• _SHORT EXERCISE_: Work out how many lines in the entries below include the word "Piet". Give nothing but the number.

(Source data)
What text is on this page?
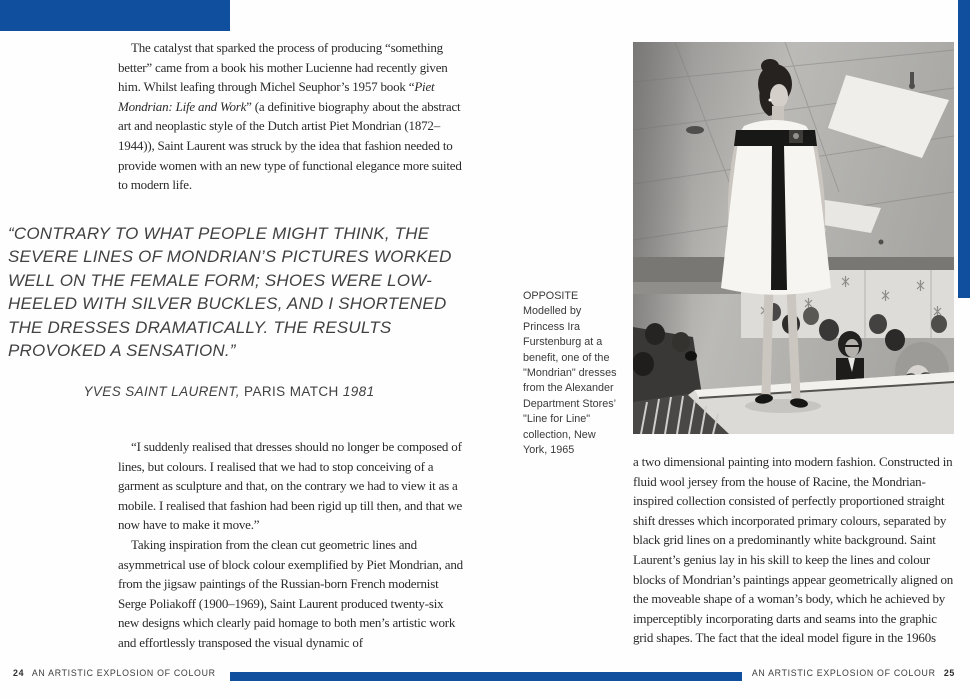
The catalyst that sparked the process of producing “something better” came from a book his mother Lucienne had recently given him. Whilst leafing through Michel Seuphor’s 1957 book “Piet Mondrian: Life and Work” (a definitive biography about the abstract art and neoplastic style of the Dutch artist Piet Mondrian (1872–1944)), Saint Laurent was struck by the idea that fashion needed to provide women with an new type of functional elegance more suited to modern life.

“CONTRARY TO WHAT PEOPLE MIGHT THINK, THE SEVERE LINES OF MONDRIAN’S PICTURES WORKED WELL ON THE FEMALE FORM; SHOES WERE LOW-HEELED WITH SILVER BUCKLES, AND I SHORTENED THE DRESSES DRAMATICALLY. THE RESULTS PROVOKED A SENSATION.”
YVES SAINT LAURENT, PARIS MATCH 1981

“I suddenly realised that dresses should no longer be composed of lines, but colours. I realised that we had to stop conceiving of a garment as sculpture and that, on the contrary we had to view it as a mobile. I realised that fashion had been rigid up till then, and that we now have to make it move.”

Taking inspiration from the clean cut geometric lines and asymmetrical use of block colour exemplified by Piet Mondrian, and from the jigsaw paintings of the Russian-born French modernist Serge Poliakoff (1900–1969), Saint Laurent produced twenty-six new designs which clearly paid homage to both men’s artistic work and effortlessly transposed the visual dynamic of

OPPOSITE Modelled by Princess Ira Furstenburg at a benefit, one of the "Mondrian" dresses from the Alexander Department Stores’ "Line for Line" collection, New York, 1965

a two dimensional painting into modern fashion. Constructed in fluid wool jersey from the house of Racine, the Mondrian-inspired collection consisted of perfectly proportioned straight shift dresses which incorporated primary colours, separated by black grid lines on a predominantly white background. Saint Laurent’s genius lay in his skill to keep the lines and colour blocks of Mondrian’s paintings appear geometrically aligned on the moveable shape of a woman’s body, which he achieved by imperceptibly incorporating darts and seams into the graphic grid shapes. The fact that the ideal model figure in the 1960s

24 AN ARTISTIC EXPLOSION OF COLOUR	AN ARTISTIC EXPLOSION OF COLOUR 25
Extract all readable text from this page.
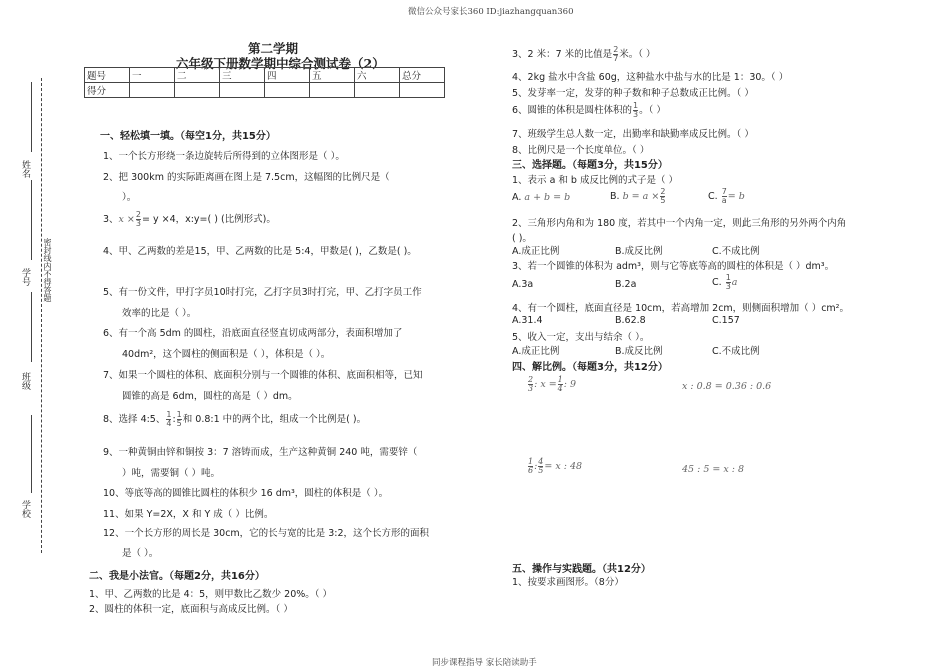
微信公众号家长360 ID:jiazhangquan360
同步课程指导 家长陪读助手
姓名
学号 密封线内不得答题
班级
学校
第二学期
六年级下册数学期中综合测试卷（2）
题号	一	二	三	四	五	六	总分
得分							
一、轻松填一填。（每空1分，共15分）
1、一个长方形绕一条边旋转后所得到的立体图形是（ ）。
2、把 300km 的实际距离画在图上是 7.5cm，这幅图的比例尺是（
）。
3、$x \times \frac{2}{3} = y \times 4$，x:y=( ) (比例形式)。
4、甲、乙两数的差是15，甲、乙两数的比是 5:4，甲数是( )，乙数是( )。
5、有一份文件，甲打字员10时打完，乙打字员3时打完，甲、乙打字员工作
效率的比是（ ）。
6、有一个高 5dm 的圆柱，沿底面直径竖直切成两部分，表面积增加了
40dm²，这个圆柱的侧面积是（ ），体积是（ ）。
7、如果一个圆柱的体积、底面积分别与一个圆锥的体积、底面积相等，已知
圆锥的高是 6dm，圆柱的高是（ ）dm。
8、选择 4:5、 $\frac{1}{4}$ : $\frac{1}{5}$ 和 0.8:1 中的两个比，组成一个比例是( )。
9、一种黄铜由锌和铜按 3：7 溶铸而成，生产这种黄铜 240 吨，需要锌（
）吨，需要铜（ ）吨。
10、等底等高的圆锥比圆柱的体积少 16 dm³，圆柱的体积是（ ）。
11、如果 Y=2X，X 和 Y 成（ ）比例。
12、一个长方形的周长是 30cm，它的长与宽的比是 3:2，这个长方形的面积
是（ ）。
二、我是小法官。（每题2分，共16分）
1、甲、乙两数的比是 4：5，则甲数比乙数少 20%。（ ）
2、圆柱的体积一定，底面积与高成反比例。（ ）
3、2 米：7 米的比值是 $\frac{2}{7}$ 米。（ ）
4、2kg 盐水中含盐 60g，这种盐水中盐与水的比是 1：30。（ ）
5、发芽率一定，发芽的种子数和种子总数成正比例。（ ）
6、圆锥的体积是圆柱体积的 $\frac{1}{3}$ 。（ ）
7、班级学生总人数一定，出勤率和缺勤率成反比例。（ ）
8、比例尺是一个长度单位。（ ）
三、选择题。（每题3分，共15分）
1、表示 a 和 b 成反比例的式子是（ ）
A. a + b = b	B. $b = a \times \frac{2}{5}$	C. $\frac{7}{a} = b$
2、三角形内角和为 180 度，若其中一个内角一定，则此三角形的另外两个内角
( )。
A.成正比例	B.成反比例	C.不成比例
3、若一个圆锥的体积为 adm³，则与它等底等高的圆柱的体积是（ ）dm³。
A.3a	B.2a	C. $\frac{1}{3}$ a
4、有一个圆柱，底面直径是 10cm，若高增加 2cm，则侧面积增加（ ）cm²。
A.31.4	B.62.8	C.157
5、收入一定，支出与结余（ ）。
A.成正比例	B.成反比例	C.不成比例
四、解比例。（每题3分，共12分）
$\frac{2}{3}$ : $x = \frac{1}{4}$ : 9	x : 0.8 = 0.36 : 0.6
$\frac{1}{6}$ : $\frac{4}{5} = x$ : 48	45 : 5 = x : 8
五、操作与实践题。（共12分）
1、按要求画图形。（8分）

• _REPLY TO THE TASK_: 2